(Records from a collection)
* Begin *

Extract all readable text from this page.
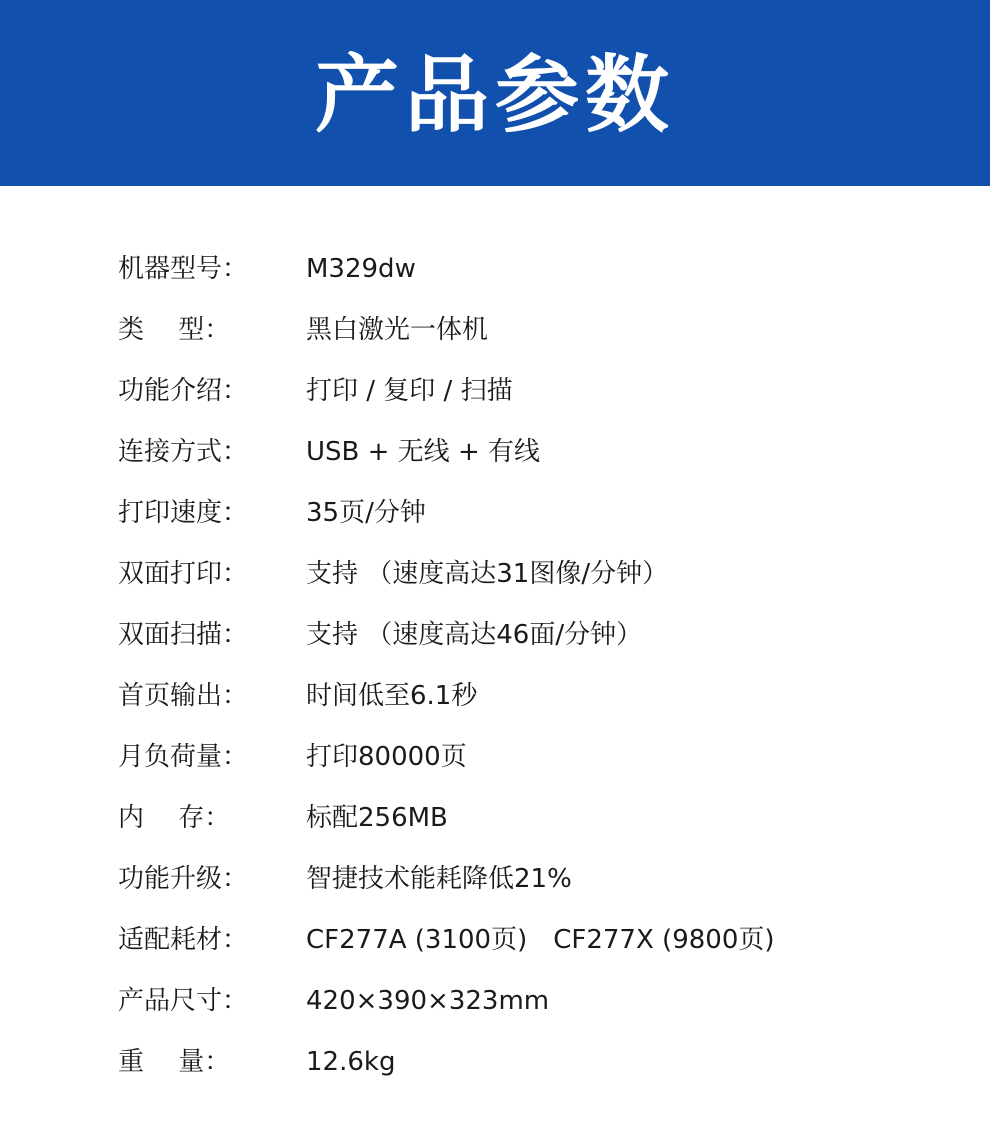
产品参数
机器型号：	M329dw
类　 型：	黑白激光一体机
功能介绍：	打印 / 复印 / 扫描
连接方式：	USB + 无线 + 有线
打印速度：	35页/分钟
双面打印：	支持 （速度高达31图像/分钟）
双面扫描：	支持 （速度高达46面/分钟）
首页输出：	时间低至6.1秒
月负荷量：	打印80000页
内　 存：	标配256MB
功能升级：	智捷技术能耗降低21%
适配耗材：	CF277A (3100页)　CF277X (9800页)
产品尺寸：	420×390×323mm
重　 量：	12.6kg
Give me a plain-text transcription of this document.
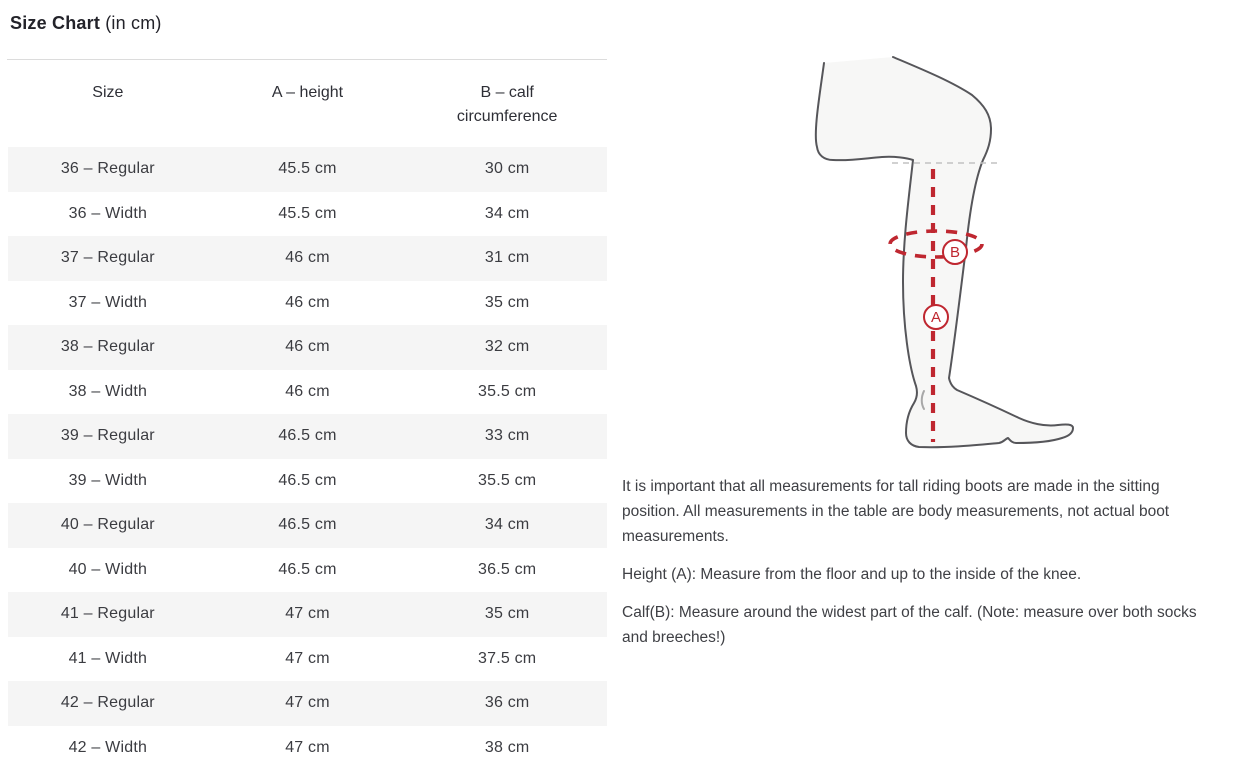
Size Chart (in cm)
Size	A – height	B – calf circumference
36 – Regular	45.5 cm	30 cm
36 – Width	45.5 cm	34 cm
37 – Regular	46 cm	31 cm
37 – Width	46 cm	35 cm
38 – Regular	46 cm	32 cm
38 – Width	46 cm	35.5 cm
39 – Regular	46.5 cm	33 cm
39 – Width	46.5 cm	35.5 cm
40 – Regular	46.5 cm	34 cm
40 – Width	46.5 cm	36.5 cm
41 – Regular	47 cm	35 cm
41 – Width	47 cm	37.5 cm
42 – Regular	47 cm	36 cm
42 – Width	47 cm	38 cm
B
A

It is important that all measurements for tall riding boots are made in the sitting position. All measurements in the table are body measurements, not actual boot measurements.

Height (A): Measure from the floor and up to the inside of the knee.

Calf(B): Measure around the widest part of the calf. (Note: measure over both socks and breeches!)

* End *

__Task objective__:
Without the pictures, return all the records precisely as they stand.

__Solved exercise__:
Extract all readable text from this page.
产品参数
机器型号：	M329dw
类　 型：	黑白激光一体机
功能介绍：	打印 / 复印 / 扫描
连接方式：	USB + 无线 + 有线
打印速度：	35页/分钟
双面打印：	支持 （速度高达31图像/分钟）
双面扫描：	支持 （速度高达46面/分钟）
首页输出：	时间低至6.1秒
月负荷量：	打印80000页
内　 存：	标配256MB
功能升级：	智捷技术能耗降低21%
适配耗材：	CF277A (3100页)　CF277X (9800页)
产品尺寸：	420×390×323mm
重　 量：	12.6kg
Give me a plain-text transcription of this document.
Size Chart (in cm)
Size	A – height	B – calf circumference
36 – Regular	45.5 cm	30 cm
36 – Width	45.5 cm	34 cm
37 – Regular	46 cm	31 cm
37 – Width	46 cm	35 cm
38 – Regular	46 cm	32 cm
38 – Width	46 cm	35.5 cm
39 – Regular	46.5 cm	33 cm
39 – Width	46.5 cm	35.5 cm
40 – Regular	46.5 cm	34 cm
40 – Width	46.5 cm	36.5 cm
41 – Regular	47 cm	35 cm
41 – Width	47 cm	37.5 cm
42 – Regular	47 cm	36 cm
42 – Width	47 cm	38 cm
B
A

It is important that all measurements for tall riding boots are made in the sitting position. All measurements in the table are body measurements, not actual boot measurements.

Height (A): Measure from the floor and up to the inside of the knee.

Calf(B): Measure around the widest part of the calf. (Note: measure over both socks and breeches!)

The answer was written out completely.